[Excerpts from a figure dataset]

----------------------------------------

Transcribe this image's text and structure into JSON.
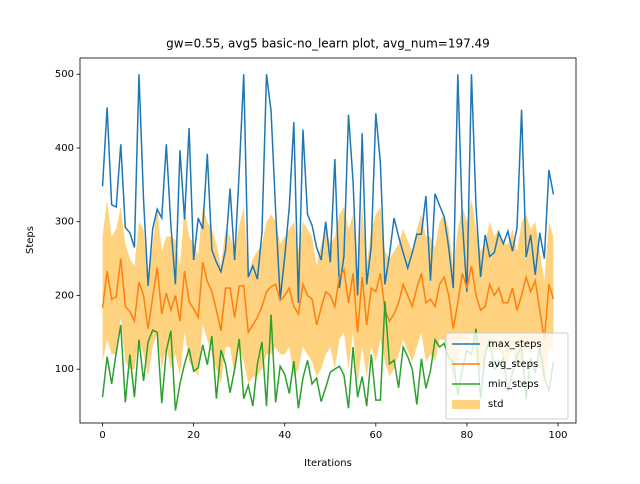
{
  "chart_data": {
    "type": "line",
    "title": "gw=0.55, avg5 basic-no_learn plot, avg_num=197.49",
    "x_label": "Iterations",
    "y_label": "Steps",
    "x": [
      0,
      1,
      2,
      3,
      4,
      5,
      6,
      7,
      8,
      9,
      10,
      11,
      12,
      13,
      14,
      15,
      16,
      17,
      18,
      19,
      20,
      21,
      22,
      23,
      24,
      25,
      26,
      27,
      28,
      29,
      30,
      31,
      32,
      33,
      34,
      35,
      36,
      37,
      38,
      39,
      40,
      41,
      42,
      43,
      44,
      45,
      46,
      47,
      48,
      49,
      50,
      51,
      52,
      53,
      54,
      55,
      56,
      57,
      58,
      59,
      60,
      61,
      62,
      63,
      64,
      65,
      66,
      67,
      68,
      69,
      70,
      71,
      72,
      73,
      74,
      75,
      76,
      77,
      78,
      79,
      80,
      81,
      82,
      83,
      84,
      85,
      86,
      87,
      88,
      89,
      90,
      91,
      92,
      93,
      94,
      95,
      96,
      97,
      98,
      99
    ],
    "xlim": [
      -4.95,
      103.95
    ],
    "xticks": [
      0,
      20,
      40,
      60,
      80,
      100
    ],
    "ylim": [
      27,
      522
    ],
    "yticks": [
      100,
      200,
      300,
      400,
      500
    ],
    "legend": "lower right",
    "series": [
      {
        "name": "max_steps",
        "color": "#1f77b4",
        "values": [
          348,
          455,
          323,
          320,
          405,
          292,
          285,
          265,
          500,
          330,
          213,
          290,
          317,
          305,
          405,
          295,
          215,
          397,
          303,
          427,
          248,
          305,
          290,
          392,
          262,
          245,
          232,
          262,
          345,
          248,
          367,
          500,
          225,
          240,
          222,
          285,
          500,
          450,
          315,
          195,
          252,
          320,
          435,
          190,
          425,
          310,
          295,
          265,
          248,
          300,
          245,
          385,
          210,
          253,
          445,
          355,
          200,
          420,
          215,
          267,
          447,
          380,
          215,
          255,
          305,
          280,
          258,
          237,
          258,
          283,
          283,
          335,
          220,
          338,
          322,
          307,
          265,
          210,
          500,
          300,
          205,
          500,
          320,
          225,
          282,
          253,
          258,
          285,
          270,
          287,
          260,
          292,
          452,
          252,
          282,
          228,
          285,
          250,
          370,
          337
        ]
      },
      {
        "name": "avg_steps",
        "color": "#ff7f0e",
        "values": [
          183,
          233,
          195,
          198,
          250,
          185,
          178,
          165,
          218,
          200,
          155,
          197,
          238,
          175,
          203,
          180,
          200,
          165,
          233,
          192,
          182,
          170,
          245,
          219,
          205,
          180,
          152,
          210,
          210,
          170,
          213,
          213,
          150,
          160,
          170,
          185,
          205,
          212,
          215,
          193,
          200,
          210,
          185,
          175,
          215,
          200,
          195,
          160,
          183,
          205,
          200,
          185,
          225,
          235,
          190,
          230,
          150,
          225,
          160,
          210,
          205,
          230,
          180,
          165,
          175,
          190,
          215,
          200,
          185,
          210,
          230,
          190,
          195,
          185,
          215,
          225,
          200,
          155,
          190,
          230,
          210,
          240,
          200,
          180,
          185,
          215,
          200,
          210,
          190,
          190,
          210,
          180,
          200,
          225,
          205,
          220,
          180,
          140,
          215,
          195
        ]
      },
      {
        "name": "min_steps",
        "color": "#2ca02c",
        "values": [
          62,
          117,
          80,
          122,
          160,
          55,
          120,
          62,
          140,
          84,
          137,
          153,
          150,
          54,
          125,
          152,
          44,
          80,
          107,
          128,
          97,
          102,
          133,
          106,
          145,
          60,
          126,
          107,
          68,
          100,
          141,
          60,
          78,
          50,
          107,
          137,
          50,
          174,
          55,
          104,
          93,
          67,
          111,
          47,
          88,
          112,
          80,
          88,
          56,
          75,
          96,
          100,
          104,
          92,
          47,
          130,
          62,
          90,
          50,
          120,
          58,
          58,
          192,
          107,
          112,
          75,
          130,
          117,
          100,
          52,
          114,
          74,
          98,
          140,
          130,
          135,
          115,
          110,
          65,
          100,
          125,
          120,
          155,
          60,
          120,
          140,
          100,
          105,
          115,
          70,
          95,
          120,
          130,
          60,
          115,
          95,
          130,
          90,
          70,
          110
        ]
      },
      {
        "name": "std",
        "color": "#ffa500",
        "alpha": 0.5,
        "upper": [
          280,
          330,
          280,
          290,
          320,
          270,
          250,
          240,
          300,
          290,
          220,
          270,
          320,
          260,
          280,
          280,
          275,
          240,
          320,
          280,
          270,
          255,
          320,
          300,
          290,
          270,
          240,
          290,
          280,
          260,
          295,
          320,
          230,
          250,
          260,
          270,
          300,
          310,
          300,
          270,
          280,
          290,
          300,
          260,
          300,
          290,
          280,
          240,
          270,
          290,
          270,
          280,
          310,
          320,
          290,
          310,
          230,
          320,
          240,
          290,
          310,
          320,
          260,
          250,
          260,
          270,
          290,
          275,
          260,
          290,
          310,
          280,
          280,
          265,
          300,
          310,
          290,
          240,
          290,
          320,
          300,
          330,
          290,
          260,
          270,
          300,
          280,
          290,
          270,
          270,
          290,
          260,
          300,
          310,
          290,
          300,
          260,
          220,
          300,
          280
        ],
        "lower": [
          110,
          140,
          120,
          120,
          170,
          110,
          100,
          100,
          140,
          120,
          90,
          130,
          150,
          100,
          130,
          100,
          120,
          90,
          150,
          110,
          100,
          90,
          160,
          140,
          120,
          100,
          80,
          130,
          130,
          90,
          130,
          110,
          80,
          90,
          90,
          100,
          120,
          120,
          130,
          120,
          120,
          130,
          90,
          100,
          130,
          120,
          110,
          90,
          100,
          120,
          130,
          100,
          140,
          150,
          100,
          150,
          80,
          130,
          90,
          130,
          110,
          140,
          110,
          90,
          100,
          120,
          140,
          125,
          110,
          130,
          150,
          110,
          120,
          110,
          140,
          140,
          120,
          80,
          110,
          140,
          130,
          150,
          110,
          100,
          110,
          140,
          120,
          130,
          110,
          110,
          130,
          100,
          110,
          140,
          120,
          140,
          110,
          70,
          130,
          120
        ]
      }
    ]
  }
}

----------------------------------------

Copy the records exactly as they appear, excluding images.

§ Final answer
Transcribe this image's text and structure into JSON.
{
  "chart_data": {
    "type": "line",
    "title": "gw=0.55, avg5 basic-no_learn plot, avg_num=197.49",
    "x_label": "Iterations",
    "y_label": "Steps",
    "x": [
      0,
      1,
      2,
      3,
      4,
      5,
      6,
      7,
      8,
      9,
      10,
      11,
      12,
      13,
      14,
      15,
      16,
      17,
      18,
      19,
      20,
      21,
      22,
      23,
      24,
      25,
      26,
      27,
      28,
      29,
      30,
      31,
      32,
      33,
      34,
      35,
      36,
      37,
      38,
      39,
      40,
      41,
      42,
      43,
      44,
      45,
      46,
      47,
      48,
      49,
      50,
      51,
      52,
      53,
      54,
      55,
      56,
      57,
      58,
      59,
      60,
      61,
      62,
      63,
      64,
      65,
      66,
      67,
      68,
      69,
      70,
      71,
      72,
      73,
      74,
      75,
      76,
      77,
      78,
      79,
      80,
      81,
      82,
      83,
      84,
      85,
      86,
      87,
      88,
      89,
      90,
      91,
      92,
      93,
      94,
      95,
      96,
      97,
      98,
      99
    ],
    "xlim": [
      -4.95,
      103.95
    ],
    "xticks": [
      0,
      20,
      40,
      60,
      80,
      100
    ],
    "ylim": [
      27,
      522
    ],
    "yticks": [
      100,
      200,
      300,
      400,
      500
    ],
    "legend": "lower right",
    "series": [
      {
        "name": "max_steps",
        "color": "#1f77b4",
        "values": [
          348,
          455,
          323,
          320,
          405,
          292,
          285,
          265,
          500,
          330,
          213,
          290,
          317,
          305,
          405,
          295,
          215,
          397,
          303,
          427,
          248,
          305,
          290,
          392,
          262,
          245,
          232,
          262,
          345,
          248,
          367,
          500,
          225,
          240,
          222,
          285,
          500,
          450,
          315,
          195,
          252,
          320,
          435,
          190,
          425,
          310,
          295,
          265,
          248,
          300,
          245,
          385,
          210,
          253,
          445,
          355,
          200,
          420,
          215,
          267,
          447,
          380,
          215,
          255,
          305,
          280,
          258,
          237,
          258,
          283,
          283,
          335,
          220,
          338,
          322,
          307,
          265,
          210,
          500,
          300,
          205,
          500,
          320,
          225,
          282,
          253,
          258,
          285,
          270,
          287,
          260,
          292,
          452,
          252,
          282,
          228,
          285,
          250,
          370,
          337
        ]
      },
      {
        "name": "avg_steps",
        "color": "#ff7f0e",
        "values": [
          183,
          233,
          195,
          198,
          250,
          185,
          178,
          165,
          218,
          200,
          155,
          197,
          238,
          175,
          203,
          180,
          200,
          165,
          233,
          192,
          182,
          170,
          245,
          219,
          205,
          180,
          152,
          210,
          210,
          170,
          213,
          213,
          150,
          160,
          170,
          185,
          205,
          212,
          215,
          193,
          200,
          210,
          185,
          175,
          215,
          200,
          195,
          160,
          183,
          205,
          200,
          185,
          225,
          235,
          190,
          230,
          150,
          225,
          160,
          210,
          205,
          230,
          180,
          165,
          175,
          190,
          215,
          200,
          185,
          210,
          230,
          190,
          195,
          185,
          215,
          225,
          200,
          155,
          190,
          230,
          210,
          240,
          200,
          180,
          185,
          215,
          200,
          210,
          190,
          190,
          210,
          180,
          200,
          225,
          205,
          220,
          180,
          140,
          215,
          195
        ]
      },
      {
        "name": "min_steps",
        "color": "#2ca02c",
        "values": [
          62,
          117,
          80,
          122,
          160,
          55,
          120,
          62,
          140,
          84,
          137,
          153,
          150,
          54,
          125,
          152,
          44,
          80,
          107,
          128,
          97,
          102,
          133,
          106,
          145,
          60,
          126,
          107,
          68,
          100,
          141,
          60,
          78,
          50,
          107,
          137,
          50,
          174,
          55,
          104,
          93,
          67,
          111,
          47,
          88,
          112,
          80,
          88,
          56,
          75,
          96,
          100,
          104,
          92,
          47,
          130,
          62,
          90,
          50,
          120,
          58,
          58,
          192,
          107,
          112,
          75,
          130,
          117,
          100,
          52,
          114,
          74,
          98,
          140,
          130,
          135,
          115,
          110,
          65,
          100,
          125,
          120,
          155,
          60,
          120,
          140,
          100,
          105,
          115,
          70,
          95,
          120,
          130,
          60,
          115,
          95,
          130,
          90,
          70,
          110
        ]
      },
      {
        "name": "std",
        "color": "#ffa500",
        "alpha": 0.5,
        "upper": [
          280,
          330,
          280,
          290,
          320,
          270,
          250,
          240,
          300,
          290,
          220,
          270,
          320,
          260,
          280,
          280,
          275,
          240,
          320,
          280,
          270,
          255,
          320,
          300,
          290,
          270,
          240,
          290,
          280,
          260,
          295,
          320,
          230,
          250,
          260,
          270,
          300,
          310,
          300,
          270,
          280,
          290,
          300,
          260,
          300,
          290,
          280,
          240,
          270,
          290,
          270,
          280,
          310,
          320,
          290,
          310,
          230,
          320,
          240,
          290,
          310,
          320,
          260,
          250,
          260,
          270,
          290,
          275,
          260,
          290,
          310,
          280,
          280,
          265,
          300,
          310,
          290,
          240,
          290,
          320,
          300,
          330,
          290,
          260,
          270,
          300,
          280,
          290,
          270,
          270,
          290,
          260,
          300,
          310,
          290,
          300,
          260,
          220,
          300,
          280
        ],
        "lower": [
          110,
          140,
          120,
          120,
          170,
          110,
          100,
          100,
          140,
          120,
          90,
          130,
          150,
          100,
          130,
          100,
          120,
          90,
          150,
          110,
          100,
          90,
          160,
          140,
          120,
          100,
          80,
          130,
          130,
          90,
          130,
          110,
          80,
          90,
          90,
          100,
          120,
          120,
          130,
          120,
          120,
          130,
          90,
          100,
          130,
          120,
          110,
          90,
          100,
          120,
          130,
          100,
          140,
          150,
          100,
          150,
          80,
          130,
          90,
          130,
          110,
          140,
          110,
          90,
          100,
          120,
          140,
          125,
          110,
          130,
          150,
          110,
          120,
          110,
          140,
          140,
          120,
          80,
          110,
          140,
          130,
          150,
          110,
          100,
          110,
          140,
          120,
          130,
          110,
          110,
          130,
          100,
          110,
          140,
          120,
          140,
          110,
          70,
          130,
          120
        ]
      }
    ]
  }
}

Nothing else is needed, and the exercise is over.